→ **WHAT YOU HAVE TO DO**: Copy each line of the records that holds the string "Miesbachg".

→ **EXERCISE MATERIAL**:
◆ ◆ ◆ ◆ ◆
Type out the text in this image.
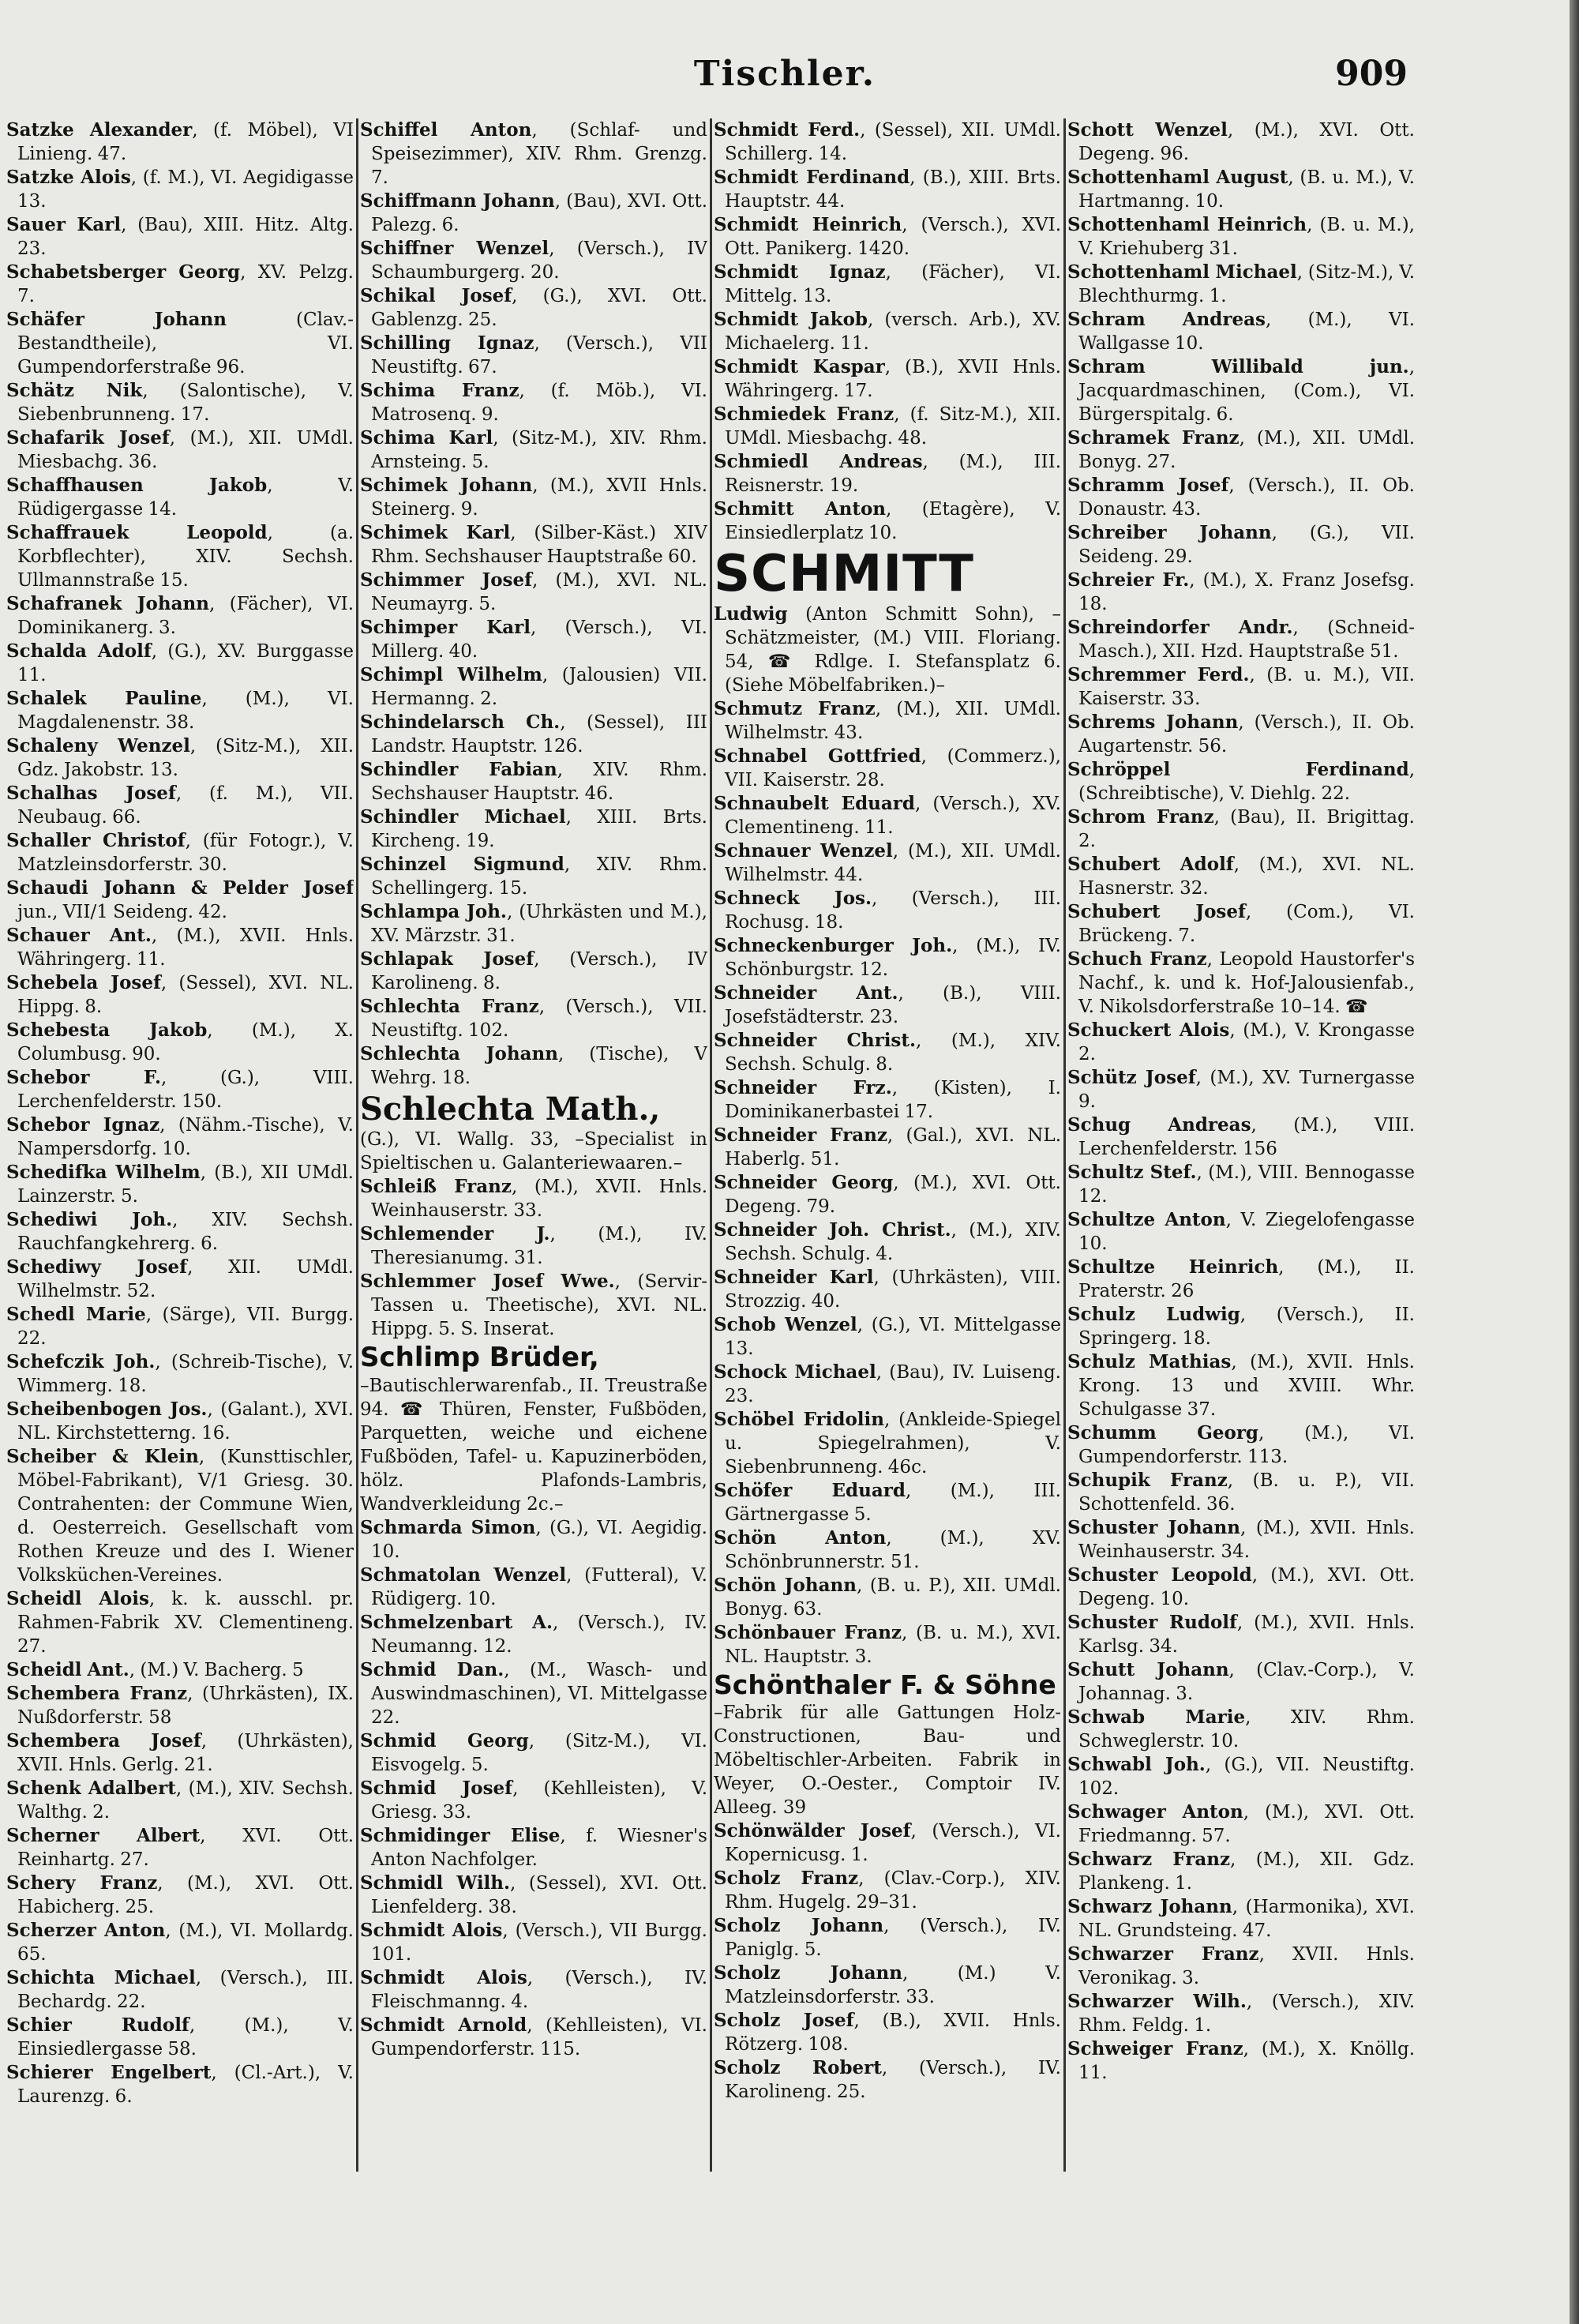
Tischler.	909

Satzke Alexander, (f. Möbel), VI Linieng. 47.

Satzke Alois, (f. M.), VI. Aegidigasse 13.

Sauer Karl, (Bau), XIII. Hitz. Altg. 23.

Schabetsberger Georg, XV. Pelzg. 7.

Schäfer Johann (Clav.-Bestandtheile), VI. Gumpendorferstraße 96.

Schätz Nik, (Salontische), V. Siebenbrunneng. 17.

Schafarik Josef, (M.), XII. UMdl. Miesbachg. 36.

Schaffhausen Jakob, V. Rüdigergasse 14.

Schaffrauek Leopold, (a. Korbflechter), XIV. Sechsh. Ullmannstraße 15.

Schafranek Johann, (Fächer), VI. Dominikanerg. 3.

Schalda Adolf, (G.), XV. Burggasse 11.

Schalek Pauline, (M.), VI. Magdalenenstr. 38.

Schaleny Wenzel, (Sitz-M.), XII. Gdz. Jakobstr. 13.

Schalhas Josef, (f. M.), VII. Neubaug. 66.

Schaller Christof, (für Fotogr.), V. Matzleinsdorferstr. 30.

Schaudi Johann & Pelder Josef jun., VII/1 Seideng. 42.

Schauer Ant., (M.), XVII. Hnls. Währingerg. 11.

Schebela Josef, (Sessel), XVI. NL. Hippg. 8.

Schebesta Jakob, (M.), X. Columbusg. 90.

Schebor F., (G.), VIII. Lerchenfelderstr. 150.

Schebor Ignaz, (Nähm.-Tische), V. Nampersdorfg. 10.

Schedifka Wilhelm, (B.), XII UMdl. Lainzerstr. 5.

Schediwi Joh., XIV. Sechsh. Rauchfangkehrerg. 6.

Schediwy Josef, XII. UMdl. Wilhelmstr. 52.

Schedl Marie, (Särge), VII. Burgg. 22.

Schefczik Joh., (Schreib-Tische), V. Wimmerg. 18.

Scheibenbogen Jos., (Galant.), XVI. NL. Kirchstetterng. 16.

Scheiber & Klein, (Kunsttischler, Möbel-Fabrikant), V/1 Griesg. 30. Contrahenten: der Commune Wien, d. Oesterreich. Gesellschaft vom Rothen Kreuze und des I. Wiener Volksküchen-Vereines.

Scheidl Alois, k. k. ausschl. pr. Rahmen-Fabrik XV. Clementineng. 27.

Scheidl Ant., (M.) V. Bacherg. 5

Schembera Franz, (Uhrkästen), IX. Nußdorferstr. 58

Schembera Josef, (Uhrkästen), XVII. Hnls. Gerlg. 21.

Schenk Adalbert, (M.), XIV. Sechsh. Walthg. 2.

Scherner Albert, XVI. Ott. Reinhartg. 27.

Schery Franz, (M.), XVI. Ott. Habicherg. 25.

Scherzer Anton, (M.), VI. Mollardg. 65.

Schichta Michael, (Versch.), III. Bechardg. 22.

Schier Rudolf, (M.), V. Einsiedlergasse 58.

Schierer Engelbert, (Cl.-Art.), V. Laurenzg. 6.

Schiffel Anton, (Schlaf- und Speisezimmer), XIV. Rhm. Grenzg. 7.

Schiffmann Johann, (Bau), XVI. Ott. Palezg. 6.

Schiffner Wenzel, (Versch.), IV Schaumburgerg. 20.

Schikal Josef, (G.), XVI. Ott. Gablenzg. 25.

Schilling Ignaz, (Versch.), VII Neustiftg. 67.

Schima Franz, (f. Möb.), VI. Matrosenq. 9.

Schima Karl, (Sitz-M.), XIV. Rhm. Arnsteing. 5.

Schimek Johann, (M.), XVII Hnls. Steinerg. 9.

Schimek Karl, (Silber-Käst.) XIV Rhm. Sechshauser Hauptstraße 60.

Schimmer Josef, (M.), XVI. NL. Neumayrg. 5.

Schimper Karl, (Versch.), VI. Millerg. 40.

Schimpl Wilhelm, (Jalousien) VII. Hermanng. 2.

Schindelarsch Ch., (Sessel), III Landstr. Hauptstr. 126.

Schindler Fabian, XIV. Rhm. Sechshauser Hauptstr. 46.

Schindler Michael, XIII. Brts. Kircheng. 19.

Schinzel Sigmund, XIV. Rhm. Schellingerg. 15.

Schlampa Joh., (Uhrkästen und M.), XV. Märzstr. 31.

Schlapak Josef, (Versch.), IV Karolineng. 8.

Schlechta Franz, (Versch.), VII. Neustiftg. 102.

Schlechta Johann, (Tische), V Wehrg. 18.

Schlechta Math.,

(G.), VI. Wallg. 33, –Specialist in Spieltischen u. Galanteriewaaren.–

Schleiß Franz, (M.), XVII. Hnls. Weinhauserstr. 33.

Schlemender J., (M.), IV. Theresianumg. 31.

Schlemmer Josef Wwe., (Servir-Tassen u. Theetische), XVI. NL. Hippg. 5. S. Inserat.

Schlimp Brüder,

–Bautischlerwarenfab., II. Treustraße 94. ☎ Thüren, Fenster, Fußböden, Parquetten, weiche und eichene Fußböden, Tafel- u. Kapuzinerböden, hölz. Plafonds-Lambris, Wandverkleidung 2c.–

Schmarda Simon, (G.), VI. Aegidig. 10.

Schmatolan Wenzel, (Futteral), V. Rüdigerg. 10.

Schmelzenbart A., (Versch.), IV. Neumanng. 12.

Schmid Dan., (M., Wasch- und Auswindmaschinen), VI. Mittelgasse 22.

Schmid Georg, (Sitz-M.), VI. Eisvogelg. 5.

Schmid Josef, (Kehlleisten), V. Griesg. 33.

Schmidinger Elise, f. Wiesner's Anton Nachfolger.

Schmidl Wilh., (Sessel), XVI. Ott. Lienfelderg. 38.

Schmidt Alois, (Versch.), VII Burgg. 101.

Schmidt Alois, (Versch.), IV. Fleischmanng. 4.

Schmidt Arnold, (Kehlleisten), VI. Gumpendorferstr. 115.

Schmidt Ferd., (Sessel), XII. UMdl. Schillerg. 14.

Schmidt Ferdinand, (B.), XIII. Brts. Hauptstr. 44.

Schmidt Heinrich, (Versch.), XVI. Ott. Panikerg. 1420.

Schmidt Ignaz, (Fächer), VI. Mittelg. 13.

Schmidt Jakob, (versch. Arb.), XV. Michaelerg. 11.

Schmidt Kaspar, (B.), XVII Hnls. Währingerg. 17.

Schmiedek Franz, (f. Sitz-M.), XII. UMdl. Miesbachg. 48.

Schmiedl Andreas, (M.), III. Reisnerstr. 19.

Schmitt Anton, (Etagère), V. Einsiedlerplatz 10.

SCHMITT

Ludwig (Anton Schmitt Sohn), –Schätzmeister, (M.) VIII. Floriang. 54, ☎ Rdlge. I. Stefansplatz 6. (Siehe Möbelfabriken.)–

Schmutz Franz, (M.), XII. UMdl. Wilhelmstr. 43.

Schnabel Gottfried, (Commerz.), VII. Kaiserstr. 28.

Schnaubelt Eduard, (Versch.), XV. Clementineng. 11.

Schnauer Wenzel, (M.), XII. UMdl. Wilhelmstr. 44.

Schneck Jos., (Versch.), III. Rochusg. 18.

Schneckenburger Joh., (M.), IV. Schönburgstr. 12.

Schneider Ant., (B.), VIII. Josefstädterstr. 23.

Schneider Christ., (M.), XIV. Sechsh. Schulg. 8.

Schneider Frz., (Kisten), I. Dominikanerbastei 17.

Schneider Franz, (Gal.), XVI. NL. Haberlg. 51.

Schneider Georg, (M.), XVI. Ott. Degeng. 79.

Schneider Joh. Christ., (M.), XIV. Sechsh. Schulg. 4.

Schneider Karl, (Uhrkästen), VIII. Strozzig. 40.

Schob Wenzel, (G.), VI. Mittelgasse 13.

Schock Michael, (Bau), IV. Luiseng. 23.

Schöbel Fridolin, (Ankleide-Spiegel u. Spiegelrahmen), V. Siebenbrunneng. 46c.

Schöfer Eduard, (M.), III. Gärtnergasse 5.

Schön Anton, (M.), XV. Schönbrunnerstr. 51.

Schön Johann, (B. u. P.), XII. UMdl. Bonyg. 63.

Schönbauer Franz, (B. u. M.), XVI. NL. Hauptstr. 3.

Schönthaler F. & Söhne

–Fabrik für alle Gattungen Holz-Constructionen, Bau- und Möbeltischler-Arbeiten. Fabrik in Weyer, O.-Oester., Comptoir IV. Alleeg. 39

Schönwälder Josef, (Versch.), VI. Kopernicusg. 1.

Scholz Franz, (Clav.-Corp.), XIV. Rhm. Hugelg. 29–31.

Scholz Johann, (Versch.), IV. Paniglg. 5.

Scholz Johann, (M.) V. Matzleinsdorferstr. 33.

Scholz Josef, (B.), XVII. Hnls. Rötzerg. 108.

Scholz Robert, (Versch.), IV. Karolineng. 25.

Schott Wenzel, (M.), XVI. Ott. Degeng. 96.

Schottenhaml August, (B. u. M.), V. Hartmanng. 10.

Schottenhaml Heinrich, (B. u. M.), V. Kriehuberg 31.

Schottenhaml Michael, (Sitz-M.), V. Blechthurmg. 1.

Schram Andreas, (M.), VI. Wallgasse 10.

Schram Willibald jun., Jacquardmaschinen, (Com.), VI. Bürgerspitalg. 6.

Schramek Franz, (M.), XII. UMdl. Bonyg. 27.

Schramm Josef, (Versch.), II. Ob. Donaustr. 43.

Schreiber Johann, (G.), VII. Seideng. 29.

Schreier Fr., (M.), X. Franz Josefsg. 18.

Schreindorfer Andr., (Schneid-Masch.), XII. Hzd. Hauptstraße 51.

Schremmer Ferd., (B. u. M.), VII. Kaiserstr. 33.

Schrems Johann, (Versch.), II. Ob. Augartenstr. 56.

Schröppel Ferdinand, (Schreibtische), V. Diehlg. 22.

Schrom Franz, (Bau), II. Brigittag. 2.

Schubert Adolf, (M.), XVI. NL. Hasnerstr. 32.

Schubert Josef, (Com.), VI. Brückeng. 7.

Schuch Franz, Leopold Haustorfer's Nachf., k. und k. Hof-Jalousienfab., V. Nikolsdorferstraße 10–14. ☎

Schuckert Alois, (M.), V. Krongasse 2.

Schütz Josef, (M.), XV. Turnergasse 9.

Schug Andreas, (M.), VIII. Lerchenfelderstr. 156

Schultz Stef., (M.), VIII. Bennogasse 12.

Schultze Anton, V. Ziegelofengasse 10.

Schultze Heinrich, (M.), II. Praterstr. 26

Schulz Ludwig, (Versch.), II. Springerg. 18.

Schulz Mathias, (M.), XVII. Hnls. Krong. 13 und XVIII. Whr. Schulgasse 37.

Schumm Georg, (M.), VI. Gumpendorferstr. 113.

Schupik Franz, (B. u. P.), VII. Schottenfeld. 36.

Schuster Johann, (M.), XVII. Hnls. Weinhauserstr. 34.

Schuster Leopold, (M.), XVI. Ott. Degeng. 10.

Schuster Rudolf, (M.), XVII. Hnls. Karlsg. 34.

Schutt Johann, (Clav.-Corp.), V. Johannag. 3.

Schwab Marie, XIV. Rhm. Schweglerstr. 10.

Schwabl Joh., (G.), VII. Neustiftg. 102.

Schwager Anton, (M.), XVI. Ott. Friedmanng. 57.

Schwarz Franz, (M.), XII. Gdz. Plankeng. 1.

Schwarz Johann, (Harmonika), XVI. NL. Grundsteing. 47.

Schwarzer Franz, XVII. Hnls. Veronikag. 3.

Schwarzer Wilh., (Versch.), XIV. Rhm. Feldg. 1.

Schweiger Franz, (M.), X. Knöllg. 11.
◆ ◆ ◆ ◆ ◆
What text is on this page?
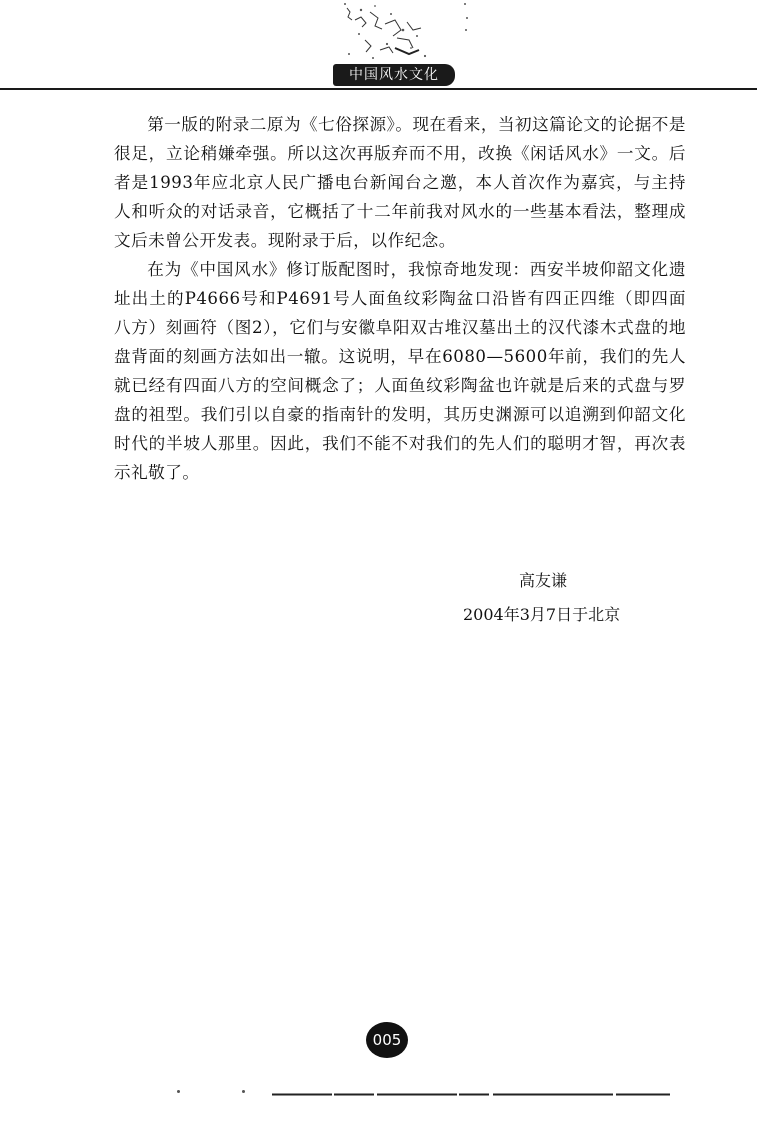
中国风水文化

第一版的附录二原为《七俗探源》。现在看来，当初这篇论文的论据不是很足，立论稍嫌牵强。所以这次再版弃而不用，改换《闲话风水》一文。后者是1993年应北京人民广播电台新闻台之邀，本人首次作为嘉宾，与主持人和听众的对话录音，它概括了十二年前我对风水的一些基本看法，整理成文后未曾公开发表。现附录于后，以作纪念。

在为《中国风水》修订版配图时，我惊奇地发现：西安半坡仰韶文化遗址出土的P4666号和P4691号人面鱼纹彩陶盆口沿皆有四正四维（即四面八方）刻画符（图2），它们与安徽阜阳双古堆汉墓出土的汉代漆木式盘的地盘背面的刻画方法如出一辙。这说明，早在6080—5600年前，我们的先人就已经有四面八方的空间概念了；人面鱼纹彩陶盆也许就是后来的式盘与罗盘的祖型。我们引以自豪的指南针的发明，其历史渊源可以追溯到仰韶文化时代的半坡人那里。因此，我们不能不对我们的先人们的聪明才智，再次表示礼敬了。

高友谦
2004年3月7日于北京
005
◆ ◆ ◆ ◆ ◆
→ **CORRECT RESULT**:
Schafarik Josef, (M.), XII. UMdl. Miesbachg. 36.
Schmiedek Franz, (f. Sitz-M.), XII. UMdl. Miesbachg. 48.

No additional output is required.